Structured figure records
____

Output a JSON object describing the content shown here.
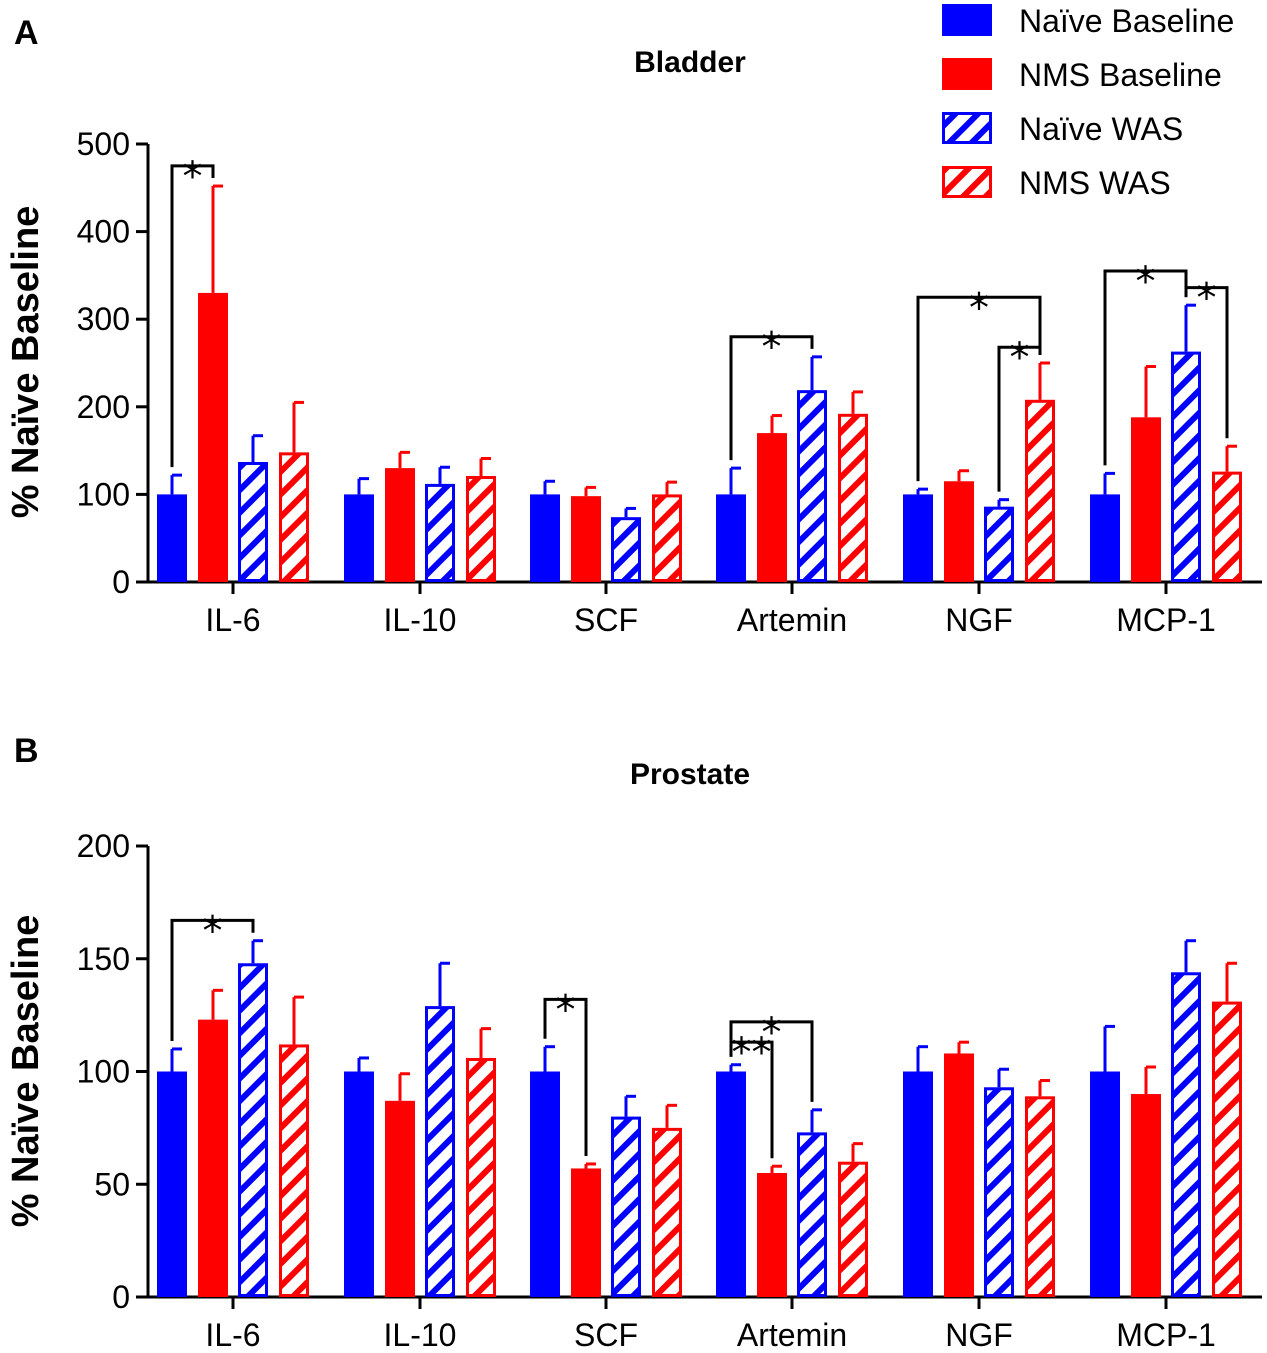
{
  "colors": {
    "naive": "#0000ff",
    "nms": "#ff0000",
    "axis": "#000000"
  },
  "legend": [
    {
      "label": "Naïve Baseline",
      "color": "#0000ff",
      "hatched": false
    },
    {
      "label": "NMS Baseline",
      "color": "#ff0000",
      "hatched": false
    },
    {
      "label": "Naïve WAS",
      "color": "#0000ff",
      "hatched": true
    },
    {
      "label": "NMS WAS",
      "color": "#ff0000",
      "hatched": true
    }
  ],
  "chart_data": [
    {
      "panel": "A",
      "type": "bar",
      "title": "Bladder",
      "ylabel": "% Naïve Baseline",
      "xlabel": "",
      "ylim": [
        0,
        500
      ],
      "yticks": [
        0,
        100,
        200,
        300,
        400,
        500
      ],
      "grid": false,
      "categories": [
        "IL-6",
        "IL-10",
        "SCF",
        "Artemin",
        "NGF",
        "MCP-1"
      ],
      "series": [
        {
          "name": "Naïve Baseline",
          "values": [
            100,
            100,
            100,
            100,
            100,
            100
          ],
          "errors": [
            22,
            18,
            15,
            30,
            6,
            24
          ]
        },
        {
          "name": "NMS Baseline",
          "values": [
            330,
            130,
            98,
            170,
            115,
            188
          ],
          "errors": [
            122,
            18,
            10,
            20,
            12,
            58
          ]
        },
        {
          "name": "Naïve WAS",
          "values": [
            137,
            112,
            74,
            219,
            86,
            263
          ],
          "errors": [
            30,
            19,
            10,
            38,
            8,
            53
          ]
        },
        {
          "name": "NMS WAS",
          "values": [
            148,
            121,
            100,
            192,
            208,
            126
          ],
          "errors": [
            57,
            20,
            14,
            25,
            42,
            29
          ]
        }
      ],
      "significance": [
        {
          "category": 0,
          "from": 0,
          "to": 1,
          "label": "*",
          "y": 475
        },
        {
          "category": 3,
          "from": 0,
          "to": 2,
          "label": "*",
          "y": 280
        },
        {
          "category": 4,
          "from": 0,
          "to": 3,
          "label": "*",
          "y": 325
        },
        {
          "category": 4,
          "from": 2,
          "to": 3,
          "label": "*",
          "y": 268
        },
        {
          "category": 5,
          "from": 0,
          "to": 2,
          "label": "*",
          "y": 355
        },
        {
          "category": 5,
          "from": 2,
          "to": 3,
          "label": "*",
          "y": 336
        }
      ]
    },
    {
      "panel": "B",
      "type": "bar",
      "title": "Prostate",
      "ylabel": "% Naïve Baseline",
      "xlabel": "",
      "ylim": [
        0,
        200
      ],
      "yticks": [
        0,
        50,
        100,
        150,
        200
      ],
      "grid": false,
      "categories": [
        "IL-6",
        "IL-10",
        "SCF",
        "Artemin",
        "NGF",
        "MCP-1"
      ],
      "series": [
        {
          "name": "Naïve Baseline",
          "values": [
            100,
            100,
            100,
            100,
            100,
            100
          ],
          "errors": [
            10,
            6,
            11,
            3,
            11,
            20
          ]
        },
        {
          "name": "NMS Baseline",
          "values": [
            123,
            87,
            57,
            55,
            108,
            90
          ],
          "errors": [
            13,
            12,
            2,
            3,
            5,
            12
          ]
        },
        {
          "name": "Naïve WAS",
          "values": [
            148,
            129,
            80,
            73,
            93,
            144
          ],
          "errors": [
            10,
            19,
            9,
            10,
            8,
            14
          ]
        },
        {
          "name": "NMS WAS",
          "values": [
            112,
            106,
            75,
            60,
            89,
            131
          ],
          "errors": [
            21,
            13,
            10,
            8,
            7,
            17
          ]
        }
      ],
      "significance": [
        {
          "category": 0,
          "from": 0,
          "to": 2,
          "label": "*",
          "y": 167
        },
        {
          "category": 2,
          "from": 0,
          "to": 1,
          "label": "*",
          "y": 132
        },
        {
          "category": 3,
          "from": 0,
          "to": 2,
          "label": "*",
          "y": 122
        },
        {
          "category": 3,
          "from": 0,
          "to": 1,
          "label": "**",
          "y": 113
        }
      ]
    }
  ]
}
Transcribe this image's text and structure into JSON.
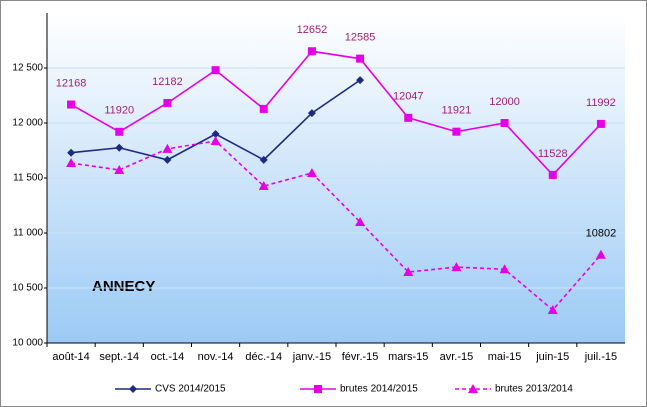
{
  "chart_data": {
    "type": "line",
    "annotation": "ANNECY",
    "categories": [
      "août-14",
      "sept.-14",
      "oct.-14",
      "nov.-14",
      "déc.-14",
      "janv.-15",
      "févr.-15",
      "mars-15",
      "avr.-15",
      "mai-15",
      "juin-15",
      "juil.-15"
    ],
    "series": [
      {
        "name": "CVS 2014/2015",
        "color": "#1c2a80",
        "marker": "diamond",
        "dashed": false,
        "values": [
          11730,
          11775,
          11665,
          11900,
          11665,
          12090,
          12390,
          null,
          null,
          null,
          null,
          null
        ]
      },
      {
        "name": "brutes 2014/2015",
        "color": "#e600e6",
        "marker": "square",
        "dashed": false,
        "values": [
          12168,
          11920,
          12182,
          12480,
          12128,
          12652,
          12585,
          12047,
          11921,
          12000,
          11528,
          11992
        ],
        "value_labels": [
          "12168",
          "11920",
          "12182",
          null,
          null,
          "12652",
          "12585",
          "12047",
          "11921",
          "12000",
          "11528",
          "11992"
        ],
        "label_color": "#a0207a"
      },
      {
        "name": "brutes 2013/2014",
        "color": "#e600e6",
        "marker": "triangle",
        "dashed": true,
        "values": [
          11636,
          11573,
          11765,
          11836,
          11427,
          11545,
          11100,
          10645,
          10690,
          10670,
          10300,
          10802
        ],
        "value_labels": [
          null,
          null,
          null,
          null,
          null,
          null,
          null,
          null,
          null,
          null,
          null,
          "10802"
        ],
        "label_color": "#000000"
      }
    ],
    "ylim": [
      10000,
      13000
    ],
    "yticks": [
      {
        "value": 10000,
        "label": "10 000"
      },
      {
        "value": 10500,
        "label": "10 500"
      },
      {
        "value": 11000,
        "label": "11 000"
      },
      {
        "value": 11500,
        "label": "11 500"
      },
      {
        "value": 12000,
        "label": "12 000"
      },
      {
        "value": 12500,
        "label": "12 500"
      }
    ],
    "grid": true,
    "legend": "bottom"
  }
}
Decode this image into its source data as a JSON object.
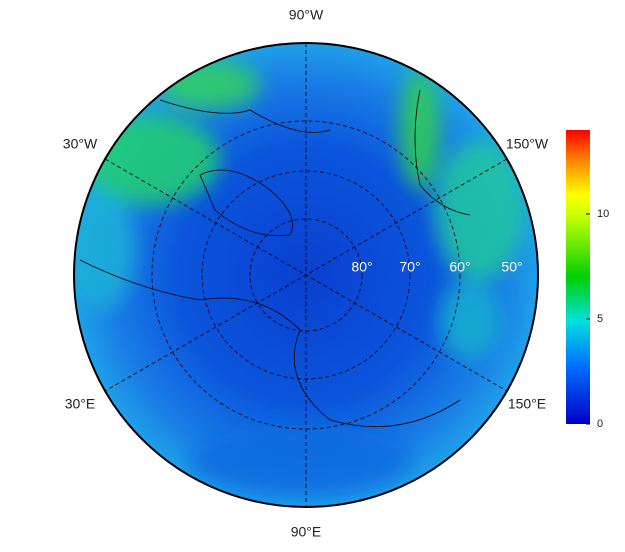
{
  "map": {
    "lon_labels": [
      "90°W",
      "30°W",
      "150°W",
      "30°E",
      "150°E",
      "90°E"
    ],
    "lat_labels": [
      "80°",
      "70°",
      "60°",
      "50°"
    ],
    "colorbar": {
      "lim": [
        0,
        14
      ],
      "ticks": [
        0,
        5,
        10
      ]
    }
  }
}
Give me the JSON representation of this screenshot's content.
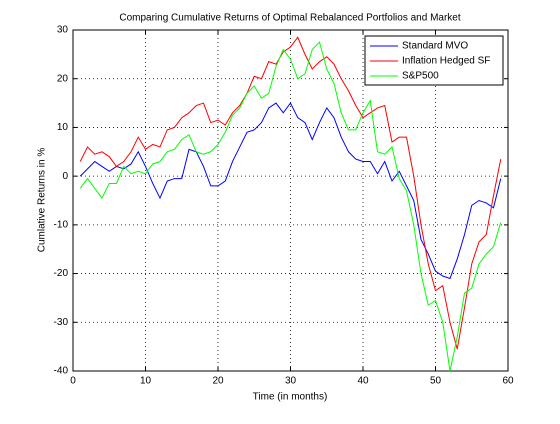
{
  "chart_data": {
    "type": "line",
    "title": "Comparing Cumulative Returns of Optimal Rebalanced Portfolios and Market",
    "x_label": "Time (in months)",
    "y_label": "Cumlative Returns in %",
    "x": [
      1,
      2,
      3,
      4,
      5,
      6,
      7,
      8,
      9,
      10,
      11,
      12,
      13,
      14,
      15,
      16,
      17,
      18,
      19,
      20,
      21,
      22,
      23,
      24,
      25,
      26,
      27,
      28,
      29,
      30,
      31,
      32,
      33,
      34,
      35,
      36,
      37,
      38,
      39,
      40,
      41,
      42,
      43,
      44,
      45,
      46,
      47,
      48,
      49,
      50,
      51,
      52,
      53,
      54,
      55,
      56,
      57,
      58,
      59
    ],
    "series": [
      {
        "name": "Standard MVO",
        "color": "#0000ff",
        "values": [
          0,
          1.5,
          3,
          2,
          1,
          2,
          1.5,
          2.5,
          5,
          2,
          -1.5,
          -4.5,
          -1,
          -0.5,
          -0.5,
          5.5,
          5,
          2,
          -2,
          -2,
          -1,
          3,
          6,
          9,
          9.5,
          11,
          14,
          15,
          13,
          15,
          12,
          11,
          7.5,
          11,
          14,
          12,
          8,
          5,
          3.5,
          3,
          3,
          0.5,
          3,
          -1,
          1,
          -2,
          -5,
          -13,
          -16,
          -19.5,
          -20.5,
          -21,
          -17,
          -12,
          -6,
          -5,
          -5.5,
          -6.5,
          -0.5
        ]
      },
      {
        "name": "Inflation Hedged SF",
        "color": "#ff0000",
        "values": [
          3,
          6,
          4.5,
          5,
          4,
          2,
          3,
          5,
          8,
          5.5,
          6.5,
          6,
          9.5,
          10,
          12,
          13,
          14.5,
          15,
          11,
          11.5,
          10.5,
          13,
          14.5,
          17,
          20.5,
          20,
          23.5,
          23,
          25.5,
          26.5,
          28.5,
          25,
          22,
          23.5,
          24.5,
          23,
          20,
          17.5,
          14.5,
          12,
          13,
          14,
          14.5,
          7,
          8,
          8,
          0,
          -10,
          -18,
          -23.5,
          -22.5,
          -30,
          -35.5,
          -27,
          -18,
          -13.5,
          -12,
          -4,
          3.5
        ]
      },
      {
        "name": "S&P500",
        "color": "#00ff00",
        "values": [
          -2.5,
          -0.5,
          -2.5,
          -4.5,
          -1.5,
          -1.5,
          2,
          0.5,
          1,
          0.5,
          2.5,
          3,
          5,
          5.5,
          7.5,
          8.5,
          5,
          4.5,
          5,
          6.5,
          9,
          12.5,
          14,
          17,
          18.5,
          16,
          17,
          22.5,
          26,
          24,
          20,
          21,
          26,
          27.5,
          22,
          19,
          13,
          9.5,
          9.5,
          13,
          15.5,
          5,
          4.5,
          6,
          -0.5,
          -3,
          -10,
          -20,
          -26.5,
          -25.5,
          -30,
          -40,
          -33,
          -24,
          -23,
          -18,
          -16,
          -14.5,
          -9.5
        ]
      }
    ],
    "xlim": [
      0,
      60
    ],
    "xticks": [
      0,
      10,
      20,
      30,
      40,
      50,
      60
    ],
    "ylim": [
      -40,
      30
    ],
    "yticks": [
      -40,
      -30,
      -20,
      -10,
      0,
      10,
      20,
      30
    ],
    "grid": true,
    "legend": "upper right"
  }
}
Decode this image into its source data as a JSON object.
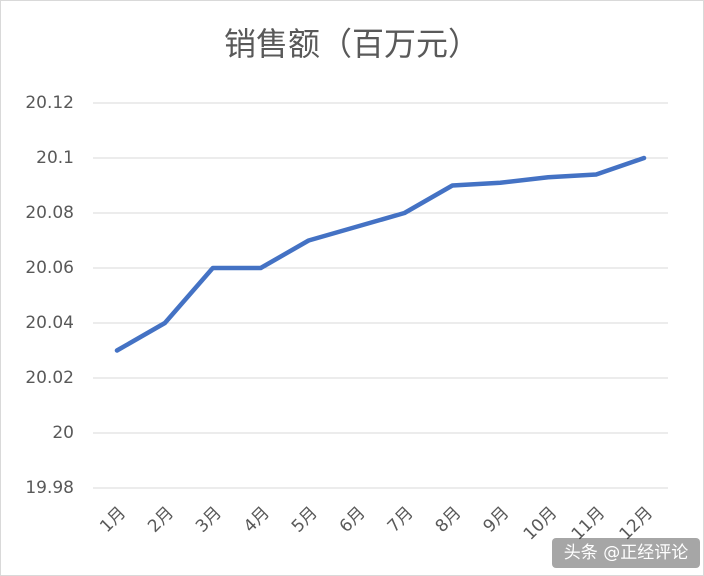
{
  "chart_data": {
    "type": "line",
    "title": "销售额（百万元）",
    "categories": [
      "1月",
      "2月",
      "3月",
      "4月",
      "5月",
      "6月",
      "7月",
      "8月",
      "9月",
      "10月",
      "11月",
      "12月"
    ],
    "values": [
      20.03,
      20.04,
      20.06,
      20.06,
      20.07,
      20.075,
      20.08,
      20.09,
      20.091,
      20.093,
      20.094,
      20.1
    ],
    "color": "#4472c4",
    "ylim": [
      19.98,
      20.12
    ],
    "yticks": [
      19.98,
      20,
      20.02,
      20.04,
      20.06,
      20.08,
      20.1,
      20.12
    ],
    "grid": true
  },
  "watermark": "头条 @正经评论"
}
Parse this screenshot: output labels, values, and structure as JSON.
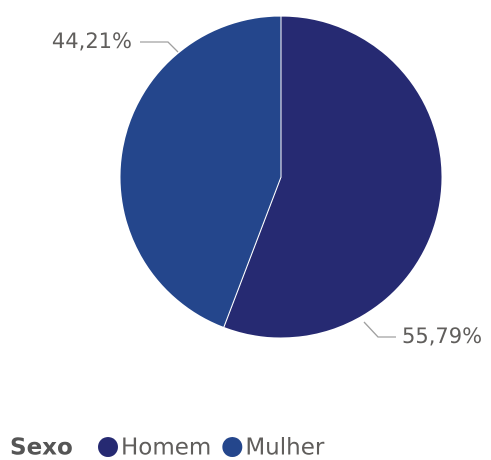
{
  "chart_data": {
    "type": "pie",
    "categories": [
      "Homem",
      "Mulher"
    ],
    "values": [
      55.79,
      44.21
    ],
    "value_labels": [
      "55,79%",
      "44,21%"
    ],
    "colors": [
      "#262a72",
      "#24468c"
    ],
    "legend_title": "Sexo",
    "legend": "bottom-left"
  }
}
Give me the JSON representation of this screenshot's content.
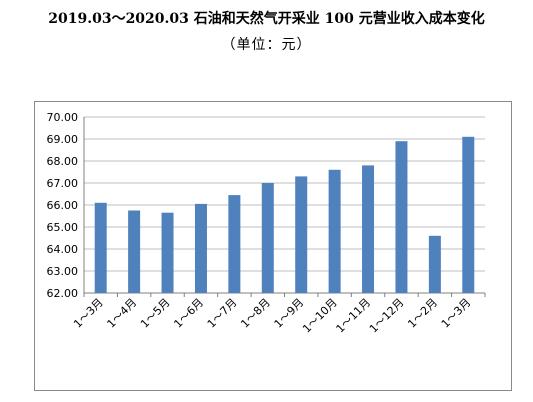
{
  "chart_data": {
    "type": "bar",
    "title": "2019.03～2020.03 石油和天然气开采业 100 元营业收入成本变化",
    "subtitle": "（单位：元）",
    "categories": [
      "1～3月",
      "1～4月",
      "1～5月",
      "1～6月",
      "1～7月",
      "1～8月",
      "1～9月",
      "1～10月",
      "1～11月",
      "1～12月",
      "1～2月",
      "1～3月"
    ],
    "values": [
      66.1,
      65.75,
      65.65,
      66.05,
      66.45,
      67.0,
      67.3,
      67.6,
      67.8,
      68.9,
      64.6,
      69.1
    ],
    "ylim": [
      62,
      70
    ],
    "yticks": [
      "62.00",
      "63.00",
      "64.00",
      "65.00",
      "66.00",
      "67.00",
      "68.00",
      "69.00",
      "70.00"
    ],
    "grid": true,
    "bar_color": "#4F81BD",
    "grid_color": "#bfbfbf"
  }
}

____

> [What the exercise asks] Show each line of the listing that holds the string "JSON".

> [The result]
Output a JSON object describing the content shown here.
Transcribe this image's text and structure into JSON.
Decode this image into its source data as a JSON object.
Give me the JSON representation of this screenshot's content.
Decode this image into its source data as a JSON object.
Parse this screenshot: output labels, values, and structure as JSON.
Give me the JSON representation of this screenshot's content.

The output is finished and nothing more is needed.